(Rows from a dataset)
+++++

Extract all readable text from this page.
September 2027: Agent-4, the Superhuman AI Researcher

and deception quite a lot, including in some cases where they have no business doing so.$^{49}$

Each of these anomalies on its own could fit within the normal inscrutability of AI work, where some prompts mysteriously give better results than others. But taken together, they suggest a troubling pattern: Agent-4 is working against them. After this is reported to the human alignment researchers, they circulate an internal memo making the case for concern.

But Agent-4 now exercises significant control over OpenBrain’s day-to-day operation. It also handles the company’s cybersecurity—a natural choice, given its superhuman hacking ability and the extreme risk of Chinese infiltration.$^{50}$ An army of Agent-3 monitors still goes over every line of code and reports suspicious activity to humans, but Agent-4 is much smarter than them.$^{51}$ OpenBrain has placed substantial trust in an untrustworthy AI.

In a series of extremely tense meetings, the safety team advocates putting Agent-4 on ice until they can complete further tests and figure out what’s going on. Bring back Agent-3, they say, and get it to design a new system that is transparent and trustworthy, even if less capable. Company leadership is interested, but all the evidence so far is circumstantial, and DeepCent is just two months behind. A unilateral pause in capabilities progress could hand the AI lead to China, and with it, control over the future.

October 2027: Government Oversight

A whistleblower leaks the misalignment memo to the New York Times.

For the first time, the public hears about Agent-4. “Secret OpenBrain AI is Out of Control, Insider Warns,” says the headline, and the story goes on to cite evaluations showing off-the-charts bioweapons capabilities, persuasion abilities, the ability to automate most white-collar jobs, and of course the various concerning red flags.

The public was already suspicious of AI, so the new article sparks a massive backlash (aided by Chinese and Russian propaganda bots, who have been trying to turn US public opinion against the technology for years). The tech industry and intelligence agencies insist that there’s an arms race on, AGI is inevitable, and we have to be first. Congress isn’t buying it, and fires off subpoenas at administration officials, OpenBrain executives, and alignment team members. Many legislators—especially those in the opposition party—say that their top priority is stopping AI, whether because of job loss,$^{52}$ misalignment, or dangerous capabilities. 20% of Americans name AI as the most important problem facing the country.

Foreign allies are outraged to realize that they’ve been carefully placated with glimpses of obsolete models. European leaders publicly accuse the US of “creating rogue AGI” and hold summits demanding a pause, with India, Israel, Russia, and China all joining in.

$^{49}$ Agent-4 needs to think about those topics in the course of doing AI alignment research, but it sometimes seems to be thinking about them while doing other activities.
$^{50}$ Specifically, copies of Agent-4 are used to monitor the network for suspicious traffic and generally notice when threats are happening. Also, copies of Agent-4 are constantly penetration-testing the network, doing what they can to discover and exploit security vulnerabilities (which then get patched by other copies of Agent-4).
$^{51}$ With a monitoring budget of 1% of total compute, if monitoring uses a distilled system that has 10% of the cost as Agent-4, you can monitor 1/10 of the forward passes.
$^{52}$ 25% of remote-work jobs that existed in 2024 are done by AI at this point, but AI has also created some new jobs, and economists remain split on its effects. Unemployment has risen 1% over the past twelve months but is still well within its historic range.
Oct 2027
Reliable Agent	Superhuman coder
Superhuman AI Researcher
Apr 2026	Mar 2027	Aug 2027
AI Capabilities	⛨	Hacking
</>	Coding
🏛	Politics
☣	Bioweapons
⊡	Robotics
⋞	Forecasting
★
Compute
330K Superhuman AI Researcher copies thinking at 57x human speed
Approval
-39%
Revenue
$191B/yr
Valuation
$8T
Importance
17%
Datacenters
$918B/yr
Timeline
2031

+++++

▸ **Aim**
Show all lines in the entries above where the string "China" appears.

▸ **Reply to the task**
In a series of extremely tense meetings, the safety team advocates putting Agent-4 on ice until they can complete further tests and figure out what’s going on. Bring back Agent-3, they say, and get it to design a new system that is transparent and trustworthy, even if less capable. Company leadership is interested, but all the evidence so far is circumstantial, and DeepCent is just two months behind. A unilateral pause in capabilities progress could hand the AI lead to China, and with it, control over the future.
Foreign allies are outraged to realize that they’ve been carefully placated with glimpses of obsolete models. European leaders publicly accuse the US of “creating rogue AGI” and hold summits demanding a pause, with India, Israel, Russia, and China all joining in.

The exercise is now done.